** start **
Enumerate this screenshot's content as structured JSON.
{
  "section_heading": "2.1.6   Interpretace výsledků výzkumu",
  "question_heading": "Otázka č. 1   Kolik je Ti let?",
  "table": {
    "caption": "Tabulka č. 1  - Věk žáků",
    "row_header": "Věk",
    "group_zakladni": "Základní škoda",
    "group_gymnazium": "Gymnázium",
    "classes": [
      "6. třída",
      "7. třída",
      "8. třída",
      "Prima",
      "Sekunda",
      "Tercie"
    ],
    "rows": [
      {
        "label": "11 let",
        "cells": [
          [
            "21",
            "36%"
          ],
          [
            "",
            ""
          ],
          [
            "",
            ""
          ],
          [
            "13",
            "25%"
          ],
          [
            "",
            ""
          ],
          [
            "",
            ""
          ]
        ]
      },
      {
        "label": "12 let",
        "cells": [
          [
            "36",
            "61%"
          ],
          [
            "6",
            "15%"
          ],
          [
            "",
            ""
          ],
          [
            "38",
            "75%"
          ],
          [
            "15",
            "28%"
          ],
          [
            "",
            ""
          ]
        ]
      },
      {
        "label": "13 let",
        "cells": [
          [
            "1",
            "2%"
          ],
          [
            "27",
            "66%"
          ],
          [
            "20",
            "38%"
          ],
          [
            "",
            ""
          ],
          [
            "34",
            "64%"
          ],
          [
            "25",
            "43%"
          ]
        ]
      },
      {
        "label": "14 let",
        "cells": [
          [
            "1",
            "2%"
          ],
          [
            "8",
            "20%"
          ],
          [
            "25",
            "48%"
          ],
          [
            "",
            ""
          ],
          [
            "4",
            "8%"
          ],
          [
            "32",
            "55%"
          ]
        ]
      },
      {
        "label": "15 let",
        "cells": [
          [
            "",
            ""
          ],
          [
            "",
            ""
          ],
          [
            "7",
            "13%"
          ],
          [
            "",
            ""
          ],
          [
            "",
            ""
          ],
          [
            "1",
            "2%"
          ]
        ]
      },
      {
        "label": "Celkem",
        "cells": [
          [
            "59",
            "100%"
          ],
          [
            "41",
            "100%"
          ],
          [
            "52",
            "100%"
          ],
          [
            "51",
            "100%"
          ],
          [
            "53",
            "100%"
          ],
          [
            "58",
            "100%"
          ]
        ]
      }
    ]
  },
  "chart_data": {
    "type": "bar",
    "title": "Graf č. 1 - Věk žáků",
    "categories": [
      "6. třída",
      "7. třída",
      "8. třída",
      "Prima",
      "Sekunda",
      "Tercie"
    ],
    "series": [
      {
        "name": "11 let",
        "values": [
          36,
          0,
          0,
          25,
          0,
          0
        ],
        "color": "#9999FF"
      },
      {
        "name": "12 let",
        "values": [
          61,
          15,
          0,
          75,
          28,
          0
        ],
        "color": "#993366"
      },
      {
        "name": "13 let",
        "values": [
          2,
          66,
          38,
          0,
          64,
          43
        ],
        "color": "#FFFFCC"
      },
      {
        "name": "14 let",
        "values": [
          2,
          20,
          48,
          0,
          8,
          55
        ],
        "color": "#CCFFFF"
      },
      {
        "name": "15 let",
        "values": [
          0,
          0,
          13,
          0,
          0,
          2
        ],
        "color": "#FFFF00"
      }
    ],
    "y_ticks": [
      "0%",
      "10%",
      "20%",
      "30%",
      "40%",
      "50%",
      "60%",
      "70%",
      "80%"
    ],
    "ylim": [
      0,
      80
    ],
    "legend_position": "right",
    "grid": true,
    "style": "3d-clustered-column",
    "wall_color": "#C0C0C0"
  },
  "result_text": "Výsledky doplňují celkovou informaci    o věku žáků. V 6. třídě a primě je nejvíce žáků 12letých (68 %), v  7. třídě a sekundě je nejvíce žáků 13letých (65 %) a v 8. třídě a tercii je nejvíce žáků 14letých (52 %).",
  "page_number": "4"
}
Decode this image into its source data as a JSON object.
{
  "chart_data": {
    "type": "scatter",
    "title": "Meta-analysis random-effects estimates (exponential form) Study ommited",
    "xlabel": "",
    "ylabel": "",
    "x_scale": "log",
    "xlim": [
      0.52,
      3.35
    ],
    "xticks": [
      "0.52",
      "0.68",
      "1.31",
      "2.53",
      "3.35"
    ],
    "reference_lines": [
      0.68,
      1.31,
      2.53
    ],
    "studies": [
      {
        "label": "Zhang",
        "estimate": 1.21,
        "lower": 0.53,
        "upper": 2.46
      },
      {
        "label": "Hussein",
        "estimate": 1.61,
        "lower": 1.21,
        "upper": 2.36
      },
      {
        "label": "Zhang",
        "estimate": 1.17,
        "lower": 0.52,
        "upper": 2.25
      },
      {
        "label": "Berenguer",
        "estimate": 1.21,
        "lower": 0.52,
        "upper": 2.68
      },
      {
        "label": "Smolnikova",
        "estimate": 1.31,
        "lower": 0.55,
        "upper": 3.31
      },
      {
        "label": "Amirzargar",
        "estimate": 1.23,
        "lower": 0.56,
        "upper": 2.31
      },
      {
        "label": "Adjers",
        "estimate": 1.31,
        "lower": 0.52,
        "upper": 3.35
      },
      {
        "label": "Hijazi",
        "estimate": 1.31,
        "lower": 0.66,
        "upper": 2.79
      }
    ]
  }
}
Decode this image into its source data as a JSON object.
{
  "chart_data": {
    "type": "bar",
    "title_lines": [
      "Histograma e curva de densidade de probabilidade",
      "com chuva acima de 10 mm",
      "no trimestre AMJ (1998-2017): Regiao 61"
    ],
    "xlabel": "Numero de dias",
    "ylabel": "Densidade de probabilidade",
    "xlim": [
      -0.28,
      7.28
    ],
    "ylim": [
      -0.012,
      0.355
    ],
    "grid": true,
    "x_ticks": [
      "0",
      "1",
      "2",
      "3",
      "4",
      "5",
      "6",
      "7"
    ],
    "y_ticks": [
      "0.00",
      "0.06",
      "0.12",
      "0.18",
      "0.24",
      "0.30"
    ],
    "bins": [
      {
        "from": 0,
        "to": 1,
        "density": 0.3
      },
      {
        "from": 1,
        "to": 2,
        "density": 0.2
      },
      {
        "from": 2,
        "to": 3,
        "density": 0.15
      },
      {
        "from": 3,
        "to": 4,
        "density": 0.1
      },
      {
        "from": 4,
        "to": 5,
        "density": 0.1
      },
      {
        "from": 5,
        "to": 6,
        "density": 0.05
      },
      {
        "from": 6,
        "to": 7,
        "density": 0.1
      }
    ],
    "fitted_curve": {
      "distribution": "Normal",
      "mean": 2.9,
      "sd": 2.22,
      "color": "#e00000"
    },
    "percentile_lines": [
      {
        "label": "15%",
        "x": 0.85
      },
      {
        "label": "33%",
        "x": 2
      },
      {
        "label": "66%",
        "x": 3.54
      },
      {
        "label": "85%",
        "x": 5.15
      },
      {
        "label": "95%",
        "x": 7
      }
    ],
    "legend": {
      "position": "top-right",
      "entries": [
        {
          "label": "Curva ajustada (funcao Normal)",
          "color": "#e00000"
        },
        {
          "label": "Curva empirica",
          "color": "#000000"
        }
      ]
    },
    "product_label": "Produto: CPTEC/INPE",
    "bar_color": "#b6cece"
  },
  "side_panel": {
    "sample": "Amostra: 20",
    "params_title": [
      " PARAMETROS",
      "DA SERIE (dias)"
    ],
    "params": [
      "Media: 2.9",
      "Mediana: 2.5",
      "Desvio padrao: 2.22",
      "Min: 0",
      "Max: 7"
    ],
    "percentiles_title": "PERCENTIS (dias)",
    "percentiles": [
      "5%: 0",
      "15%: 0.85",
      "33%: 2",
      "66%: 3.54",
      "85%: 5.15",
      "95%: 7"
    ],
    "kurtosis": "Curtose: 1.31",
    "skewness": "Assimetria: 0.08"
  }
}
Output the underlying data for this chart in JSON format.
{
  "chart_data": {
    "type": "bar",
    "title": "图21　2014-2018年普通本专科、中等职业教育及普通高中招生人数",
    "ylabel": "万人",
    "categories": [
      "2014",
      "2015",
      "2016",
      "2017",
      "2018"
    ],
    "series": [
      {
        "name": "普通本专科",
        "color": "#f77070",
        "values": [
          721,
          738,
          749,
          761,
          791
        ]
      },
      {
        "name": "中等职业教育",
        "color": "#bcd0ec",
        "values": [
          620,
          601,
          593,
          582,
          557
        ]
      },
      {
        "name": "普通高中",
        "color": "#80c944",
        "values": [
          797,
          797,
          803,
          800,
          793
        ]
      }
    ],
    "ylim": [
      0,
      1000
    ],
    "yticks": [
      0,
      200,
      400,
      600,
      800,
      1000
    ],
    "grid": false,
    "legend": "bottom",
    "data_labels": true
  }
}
** end **
Only lines with "Normal" are wanted here; list each of them.

**RESULT OF THE TASK**
      "distribution": "Normal",
          "label": "Curva ajustada (funcao Normal)",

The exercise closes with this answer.